* **WHAT THE EXERCISE ASKS**
Convert the lines below into a JSON list of strings, one string per line, and leave out any blank lines.

* **DATA SUPPLIED**

"""

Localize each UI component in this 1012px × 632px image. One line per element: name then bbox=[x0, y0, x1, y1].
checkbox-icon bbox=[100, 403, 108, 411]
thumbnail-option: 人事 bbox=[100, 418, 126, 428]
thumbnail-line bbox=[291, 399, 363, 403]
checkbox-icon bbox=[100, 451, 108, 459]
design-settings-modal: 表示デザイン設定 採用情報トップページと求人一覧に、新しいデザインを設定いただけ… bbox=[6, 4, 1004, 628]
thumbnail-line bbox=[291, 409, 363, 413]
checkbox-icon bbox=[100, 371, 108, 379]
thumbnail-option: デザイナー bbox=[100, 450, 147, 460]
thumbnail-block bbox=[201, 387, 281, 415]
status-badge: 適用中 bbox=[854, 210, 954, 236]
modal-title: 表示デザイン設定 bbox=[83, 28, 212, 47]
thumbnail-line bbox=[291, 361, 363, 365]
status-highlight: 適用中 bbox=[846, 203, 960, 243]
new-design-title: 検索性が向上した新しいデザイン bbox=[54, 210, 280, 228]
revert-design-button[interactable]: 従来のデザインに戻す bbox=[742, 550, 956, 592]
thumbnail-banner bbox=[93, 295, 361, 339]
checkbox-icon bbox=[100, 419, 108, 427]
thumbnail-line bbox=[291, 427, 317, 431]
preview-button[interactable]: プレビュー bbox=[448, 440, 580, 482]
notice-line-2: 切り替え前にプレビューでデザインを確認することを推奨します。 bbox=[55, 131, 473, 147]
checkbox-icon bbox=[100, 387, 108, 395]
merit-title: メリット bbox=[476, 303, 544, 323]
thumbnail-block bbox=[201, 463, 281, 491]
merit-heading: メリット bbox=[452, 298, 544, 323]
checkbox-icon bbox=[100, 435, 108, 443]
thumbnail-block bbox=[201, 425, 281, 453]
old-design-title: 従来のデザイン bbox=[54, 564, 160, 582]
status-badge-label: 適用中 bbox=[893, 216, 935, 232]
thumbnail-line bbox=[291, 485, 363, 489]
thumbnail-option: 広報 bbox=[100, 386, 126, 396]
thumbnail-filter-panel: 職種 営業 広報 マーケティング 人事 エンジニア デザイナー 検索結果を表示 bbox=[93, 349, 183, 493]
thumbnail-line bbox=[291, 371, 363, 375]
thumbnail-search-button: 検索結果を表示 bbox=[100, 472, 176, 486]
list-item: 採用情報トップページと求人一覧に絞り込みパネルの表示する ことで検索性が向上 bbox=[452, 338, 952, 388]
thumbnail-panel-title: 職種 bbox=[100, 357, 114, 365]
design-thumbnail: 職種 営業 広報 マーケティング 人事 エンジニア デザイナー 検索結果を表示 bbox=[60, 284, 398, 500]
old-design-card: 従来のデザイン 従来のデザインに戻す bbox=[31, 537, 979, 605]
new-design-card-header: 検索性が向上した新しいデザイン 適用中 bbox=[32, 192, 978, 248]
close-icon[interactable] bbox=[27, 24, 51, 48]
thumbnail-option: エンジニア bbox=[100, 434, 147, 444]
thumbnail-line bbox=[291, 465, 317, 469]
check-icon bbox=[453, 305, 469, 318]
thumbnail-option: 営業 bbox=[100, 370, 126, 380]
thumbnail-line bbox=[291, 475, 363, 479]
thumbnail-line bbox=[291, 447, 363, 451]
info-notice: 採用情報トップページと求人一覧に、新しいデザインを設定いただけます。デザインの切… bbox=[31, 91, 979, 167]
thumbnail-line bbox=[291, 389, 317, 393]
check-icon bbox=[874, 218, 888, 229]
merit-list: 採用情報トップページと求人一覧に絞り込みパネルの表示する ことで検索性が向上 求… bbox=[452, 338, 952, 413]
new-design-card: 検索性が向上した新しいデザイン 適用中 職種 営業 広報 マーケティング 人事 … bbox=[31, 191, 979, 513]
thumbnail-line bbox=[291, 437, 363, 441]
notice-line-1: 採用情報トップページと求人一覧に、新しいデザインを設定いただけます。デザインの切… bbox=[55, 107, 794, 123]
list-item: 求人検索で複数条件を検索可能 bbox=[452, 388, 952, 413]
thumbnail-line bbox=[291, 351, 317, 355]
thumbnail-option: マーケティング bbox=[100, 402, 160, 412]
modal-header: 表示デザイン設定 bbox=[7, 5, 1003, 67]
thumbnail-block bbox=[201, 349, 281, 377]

"""

* **EXERCISE RESPONSE**
[
  "Localize each UI component in this 1012px × 632px image. One line per element: name then bbox=[x0, y0, x1, y1].",
  "checkbox-icon bbox=[100, 403, 108, 411]",
  "thumbnail-option: 人事 bbox=[100, 418, 126, 428]",
  "thumbnail-line bbox=[291, 399, 363, 403]",
  "checkbox-icon bbox=[100, 451, 108, 459]",
  "design-settings-modal: 表示デザイン設定 採用情報トップページと求人一覧に、新しいデザインを設定いただけ… bbox=[6, 4, 1004, 628]",
  "thumbnail-line bbox=[291, 409, 363, 413]",
  "checkbox-icon bbox=[100, 371, 108, 379]",
  "thumbnail-option: デザイナー bbox=[100, 450, 147, 460]",
  "thumbnail-block bbox=[201, 387, 281, 415]",
  "status-badge: 適用中 bbox=[854, 210, 954, 236]",
  "modal-title: 表示デザイン設定 bbox=[83, 28, 212, 47]",
  "thumbnail-line bbox=[291, 361, 363, 365]",
  "status-highlight: 適用中 bbox=[846, 203, 960, 243]",
  "new-design-title: 検索性が向上した新しいデザイン bbox=[54, 210, 280, 228]",
  "revert-design-button[interactable]: 従来のデザインに戻す bbox=[742, 550, 956, 592]",
  "thumbnail-banner bbox=[93, 295, 361, 339]",
  "checkbox-icon bbox=[100, 419, 108, 427]",
  "thumbnail-line bbox=[291, 427, 317, 431]",
  "preview-button[interactable]: プレビュー bbox=[448, 440, 580, 482]",
  "notice-line-2: 切り替え前にプレビューでデザインを確認することを推奨します。 bbox=[55, 131, 473, 147]",
  "checkbox-icon bbox=[100, 387, 108, 395]",
  "merit-title: メリット bbox=[476, 303, 544, 323]",
  "thumbnail-block bbox=[201, 463, 281, 491]",
  "merit-heading: メリット bbox=[452, 298, 544, 323]",
  "checkbox-icon bbox=[100, 435, 108, 443]",
  "thumbnail-block bbox=[201, 425, 281, 453]",
  "old-design-title: 従来のデザイン bbox=[54, 564, 160, 582]",
  "status-badge-label: 適用中 bbox=[893, 216, 935, 232]",
  "thumbnail-line bbox=[291, 485, 363, 489]",
  "thumbnail-option: 広報 bbox=[100, 386, 126, 396]",
  "thumbnail-filter-panel: 職種 営業 広報 マーケティング 人事 エンジニア デザイナー 検索結果を表示 bbox=[93, 349, 183, 493]",
  "thumbnail-line bbox=[291, 371, 363, 375]",
  "thumbnail-search-button: 検索結果を表示 bbox=[100, 472, 176, 486]",
  "list-item: 採用情報トップページと求人一覧に絞り込みパネルの表示する ことで検索性が向上 bbox=[452, 338, 952, 388]",
  "thumbnail-panel-title: 職種 bbox=[100, 357, 114, 365]",
  "design-thumbnail: 職種 営業 広報 マーケティング 人事 エンジニア デザイナー 検索結果を表示 bbox=[60, 284, 398, 500]",
  "old-design-card: 従来のデザイン 従来のデザインに戻す bbox=[31, 537, 979, 605]",
  "new-design-card-header: 検索性が向上した新しいデザイン 適用中 bbox=[32, 192, 978, 248]",
  "close-icon[interactable] bbox=[27, 24, 51, 48]",
  "thumbnail-option: エンジニア bbox=[100, 434, 147, 444]",
  "thumbnail-line bbox=[291, 465, 317, 469]",
  "check-icon bbox=[453, 305, 469, 318]",
  "thumbnail-option: 営業 bbox=[100, 370, 126, 380]",
  "thumbnail-line bbox=[291, 475, 363, 479]",
  "thumbnail-line bbox=[291, 447, 363, 451]",
  "info-notice: 採用情報トップページと求人一覧に、新しいデザインを設定いただけます。デザインの切… bbox=[31, 91, 979, 167]",
  "thumbnail-line bbox=[291, 389, 317, 393]",
  "check-icon bbox=[874, 218, 888, 229]",
  "merit-list: 採用情報トップページと求人一覧に絞り込みパネルの表示する ことで検索性が向上 求… bbox=[452, 338, 952, 413]",
  "new-design-card: 検索性が向上した新しいデザイン 適用中 職種 営業 広報 マーケティング 人事 … bbox=[31, 191, 979, 513]",
  "thumbnail-line bbox=[291, 437, 363, 441]",
  "notice-line-1: 採用情報トップページと求人一覧に、新しいデザインを設定いただけます。デザインの切… bbox=[55, 107, 794, 123]",
  "list-item: 求人検索で複数条件を検索可能 bbox=[452, 388, 952, 413]",
  "thumbnail-line bbox=[291, 351, 317, 355]",
  "thumbnail-option: マーケティング bbox=[100, 402, 160, 412]",
  "modal-header: 表示デザイン設定 bbox=[7, 5, 1003, 67]",
  "thumbnail-block bbox=[201, 349, 281, 377]"
]